• What is expected:
Tally every line of the material that includes "修昔底德陷阱", then give the tally and nothing else.

== Records for the task ==

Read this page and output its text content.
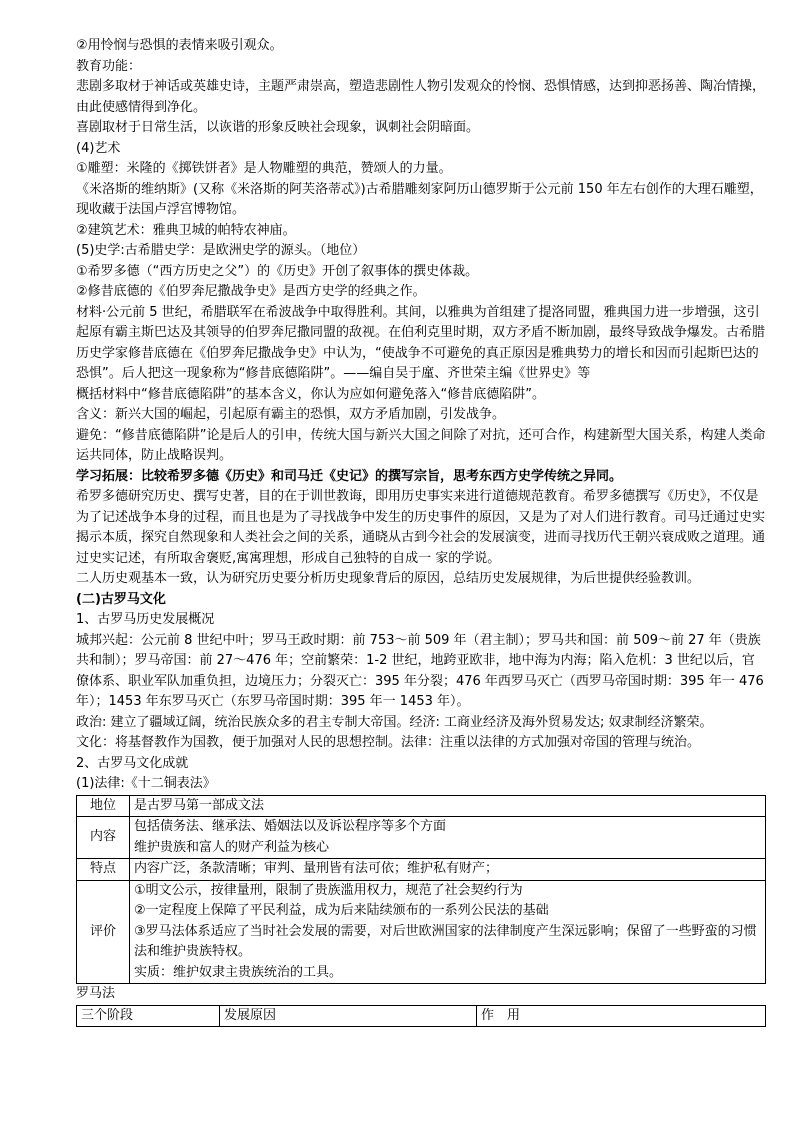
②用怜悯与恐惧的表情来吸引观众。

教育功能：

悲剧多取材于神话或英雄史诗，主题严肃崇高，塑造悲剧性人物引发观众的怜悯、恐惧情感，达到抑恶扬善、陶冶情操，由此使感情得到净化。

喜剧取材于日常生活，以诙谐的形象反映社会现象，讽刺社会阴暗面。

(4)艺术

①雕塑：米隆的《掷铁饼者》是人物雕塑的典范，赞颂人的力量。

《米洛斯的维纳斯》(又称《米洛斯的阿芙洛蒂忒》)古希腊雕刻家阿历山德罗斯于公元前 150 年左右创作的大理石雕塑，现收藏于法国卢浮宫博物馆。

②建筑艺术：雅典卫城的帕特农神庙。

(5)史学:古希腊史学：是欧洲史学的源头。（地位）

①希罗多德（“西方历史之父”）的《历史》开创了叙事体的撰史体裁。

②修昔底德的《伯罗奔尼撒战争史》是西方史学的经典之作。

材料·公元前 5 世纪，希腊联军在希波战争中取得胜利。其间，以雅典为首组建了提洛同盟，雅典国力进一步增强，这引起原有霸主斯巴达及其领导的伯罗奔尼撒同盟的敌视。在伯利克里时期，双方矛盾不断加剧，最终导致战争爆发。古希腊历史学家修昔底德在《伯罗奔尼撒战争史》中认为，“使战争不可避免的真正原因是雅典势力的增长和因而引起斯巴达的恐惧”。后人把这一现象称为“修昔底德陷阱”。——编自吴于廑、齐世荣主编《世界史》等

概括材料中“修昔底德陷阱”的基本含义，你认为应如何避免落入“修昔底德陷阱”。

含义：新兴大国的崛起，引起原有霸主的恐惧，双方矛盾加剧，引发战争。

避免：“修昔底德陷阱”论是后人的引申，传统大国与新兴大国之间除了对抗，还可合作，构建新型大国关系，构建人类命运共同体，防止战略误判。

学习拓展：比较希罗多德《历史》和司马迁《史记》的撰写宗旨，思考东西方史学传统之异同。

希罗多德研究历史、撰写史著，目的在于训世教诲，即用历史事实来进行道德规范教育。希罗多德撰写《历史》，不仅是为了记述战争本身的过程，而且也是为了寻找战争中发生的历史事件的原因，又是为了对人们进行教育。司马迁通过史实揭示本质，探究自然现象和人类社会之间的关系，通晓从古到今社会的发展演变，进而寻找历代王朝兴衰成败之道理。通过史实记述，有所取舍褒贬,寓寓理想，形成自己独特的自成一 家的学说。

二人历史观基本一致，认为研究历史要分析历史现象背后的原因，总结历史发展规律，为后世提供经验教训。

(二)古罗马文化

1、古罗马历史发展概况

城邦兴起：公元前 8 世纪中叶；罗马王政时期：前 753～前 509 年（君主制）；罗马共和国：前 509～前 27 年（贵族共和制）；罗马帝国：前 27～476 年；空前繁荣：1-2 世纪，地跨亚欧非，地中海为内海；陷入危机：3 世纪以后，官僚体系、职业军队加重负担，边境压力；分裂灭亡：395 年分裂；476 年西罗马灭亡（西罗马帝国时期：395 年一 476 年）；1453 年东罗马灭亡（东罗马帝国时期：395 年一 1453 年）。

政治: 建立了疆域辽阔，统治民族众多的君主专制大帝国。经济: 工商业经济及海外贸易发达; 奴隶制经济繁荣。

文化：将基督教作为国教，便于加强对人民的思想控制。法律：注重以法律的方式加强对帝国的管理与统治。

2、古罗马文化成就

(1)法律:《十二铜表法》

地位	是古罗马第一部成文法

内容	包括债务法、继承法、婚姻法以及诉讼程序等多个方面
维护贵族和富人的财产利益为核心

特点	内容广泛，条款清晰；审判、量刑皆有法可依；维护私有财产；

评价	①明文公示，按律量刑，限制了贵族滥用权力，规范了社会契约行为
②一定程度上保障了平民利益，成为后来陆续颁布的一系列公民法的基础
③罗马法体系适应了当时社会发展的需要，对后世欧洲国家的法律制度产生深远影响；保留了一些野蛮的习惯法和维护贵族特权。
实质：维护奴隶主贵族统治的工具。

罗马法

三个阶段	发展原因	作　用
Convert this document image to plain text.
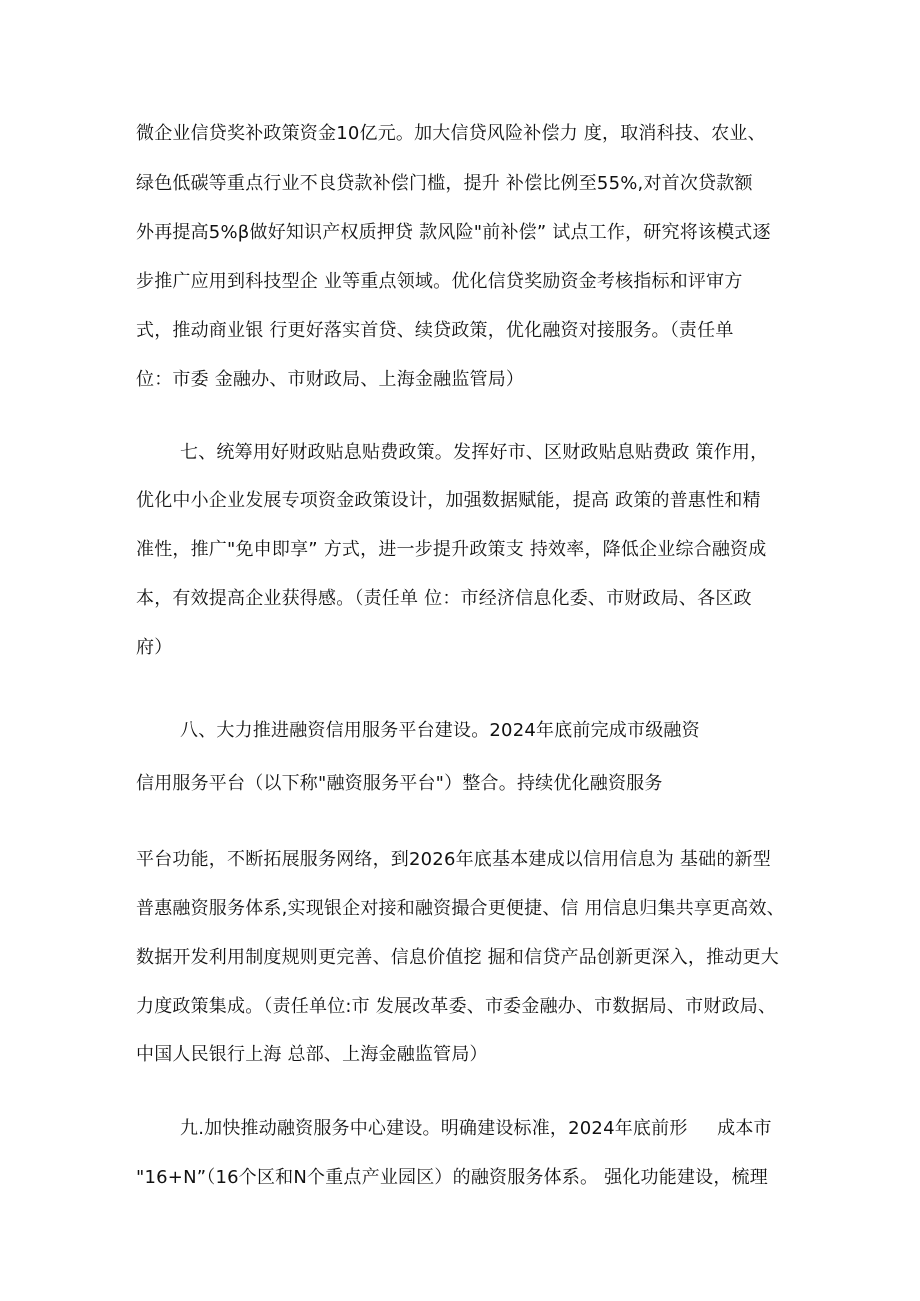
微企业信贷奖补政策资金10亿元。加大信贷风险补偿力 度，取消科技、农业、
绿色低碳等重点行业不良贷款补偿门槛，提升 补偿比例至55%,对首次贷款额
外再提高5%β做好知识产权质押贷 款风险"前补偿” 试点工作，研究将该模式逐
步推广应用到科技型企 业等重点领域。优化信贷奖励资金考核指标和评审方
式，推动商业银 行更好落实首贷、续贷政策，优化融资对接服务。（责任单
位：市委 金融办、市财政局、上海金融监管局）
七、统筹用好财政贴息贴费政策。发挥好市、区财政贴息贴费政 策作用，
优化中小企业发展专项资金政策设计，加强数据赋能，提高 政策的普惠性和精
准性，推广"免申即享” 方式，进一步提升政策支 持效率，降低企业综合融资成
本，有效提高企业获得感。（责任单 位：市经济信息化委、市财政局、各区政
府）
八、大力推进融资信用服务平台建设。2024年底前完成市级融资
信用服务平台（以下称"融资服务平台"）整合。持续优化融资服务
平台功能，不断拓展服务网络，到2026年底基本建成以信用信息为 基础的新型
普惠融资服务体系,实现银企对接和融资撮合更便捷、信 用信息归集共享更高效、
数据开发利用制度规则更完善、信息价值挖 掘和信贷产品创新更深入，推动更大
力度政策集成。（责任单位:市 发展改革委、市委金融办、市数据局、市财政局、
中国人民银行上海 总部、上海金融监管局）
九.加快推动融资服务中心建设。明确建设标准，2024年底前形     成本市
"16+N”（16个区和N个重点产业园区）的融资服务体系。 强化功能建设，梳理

===

• Exercise result:
3